→ **Stored rows**:
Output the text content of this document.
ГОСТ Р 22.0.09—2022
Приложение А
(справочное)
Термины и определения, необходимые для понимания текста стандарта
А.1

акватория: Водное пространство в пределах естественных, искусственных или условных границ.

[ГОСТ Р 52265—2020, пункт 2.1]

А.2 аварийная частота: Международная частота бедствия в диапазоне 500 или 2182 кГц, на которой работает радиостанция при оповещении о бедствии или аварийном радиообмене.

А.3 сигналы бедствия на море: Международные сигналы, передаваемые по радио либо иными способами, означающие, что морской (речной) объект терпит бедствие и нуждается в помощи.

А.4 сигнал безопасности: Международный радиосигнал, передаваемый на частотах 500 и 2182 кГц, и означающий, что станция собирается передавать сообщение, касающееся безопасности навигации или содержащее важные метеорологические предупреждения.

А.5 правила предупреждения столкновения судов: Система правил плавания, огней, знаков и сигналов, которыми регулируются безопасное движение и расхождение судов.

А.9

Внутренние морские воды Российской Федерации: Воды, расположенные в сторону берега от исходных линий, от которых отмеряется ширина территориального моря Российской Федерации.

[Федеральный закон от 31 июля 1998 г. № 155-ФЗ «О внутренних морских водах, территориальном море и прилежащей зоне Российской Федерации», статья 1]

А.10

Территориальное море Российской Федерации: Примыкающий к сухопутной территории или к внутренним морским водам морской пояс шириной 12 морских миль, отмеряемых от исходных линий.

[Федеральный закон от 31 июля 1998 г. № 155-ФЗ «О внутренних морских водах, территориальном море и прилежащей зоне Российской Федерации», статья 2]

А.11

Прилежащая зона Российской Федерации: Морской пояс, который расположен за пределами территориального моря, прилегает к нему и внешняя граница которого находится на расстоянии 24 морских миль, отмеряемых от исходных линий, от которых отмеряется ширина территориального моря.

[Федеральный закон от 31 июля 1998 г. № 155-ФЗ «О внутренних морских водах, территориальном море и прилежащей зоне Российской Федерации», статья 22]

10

→ **Work required**: Repeat the records above exactly, leaving none out.

→ **Result below**:
Output the text content of this document.
ГОСТ Р 22.0.09—2022
Приложение А
(справочное)
Термины и определения, необходимые для понимания текста стандарта
А.1

акватория: Водное пространство в пределах естественных, искусственных или условных границ.

[ГОСТ Р 52265—2020, пункт 2.1]

А.2 аварийная частота: Международная частота бедствия в диапазоне 500 или 2182 кГц, на которой работает радиостанция при оповещении о бедствии или аварийном радиообмене.

А.3 сигналы бедствия на море: Международные сигналы, передаваемые по радио либо иными способами, означающие, что морской (речной) объект терпит бедствие и нуждается в помощи.

А.4 сигнал безопасности: Международный радиосигнал, передаваемый на частотах 500 и 2182 кГц, и означающий, что станция собирается передавать сообщение, касающееся безопасности навигации или содержащее важные метеорологические предупреждения.

А.5 правила предупреждения столкновения судов: Система правил плавания, огней, знаков и сигналов, которыми регулируются безопасное движение и расхождение судов.

А.9

Внутренние морские воды Российской Федерации: Воды, расположенные в сторону берега от исходных линий, от которых отмеряется ширина территориального моря Российской Федерации.

[Федеральный закон от 31 июля 1998 г. № 155-ФЗ «О внутренних морских водах, территориальном море и прилежащей зоне Российской Федерации», статья 1]

А.10

Территориальное море Российской Федерации: Примыкающий к сухопутной территории или к внутренним морским водам морской пояс шириной 12 морских миль, отмеряемых от исходных линий.

[Федеральный закон от 31 июля 1998 г. № 155-ФЗ «О внутренних морских водах, территориальном море и прилежащей зоне Российской Федерации», статья 2]

А.11

Прилежащая зона Российской Федерации: Морской пояс, который расположен за пределами территориального моря, прилегает к нему и внешняя граница которого находится на расстоянии 24 морских миль, отмеряемых от исходных линий, от которых отмеряется ширина территориального моря.

[Федеральный закон от 31 июля 1998 г. № 155-ФЗ «О внутренних морских водах, территориальном море и прилежащей зоне Российской Федерации», статья 22]

10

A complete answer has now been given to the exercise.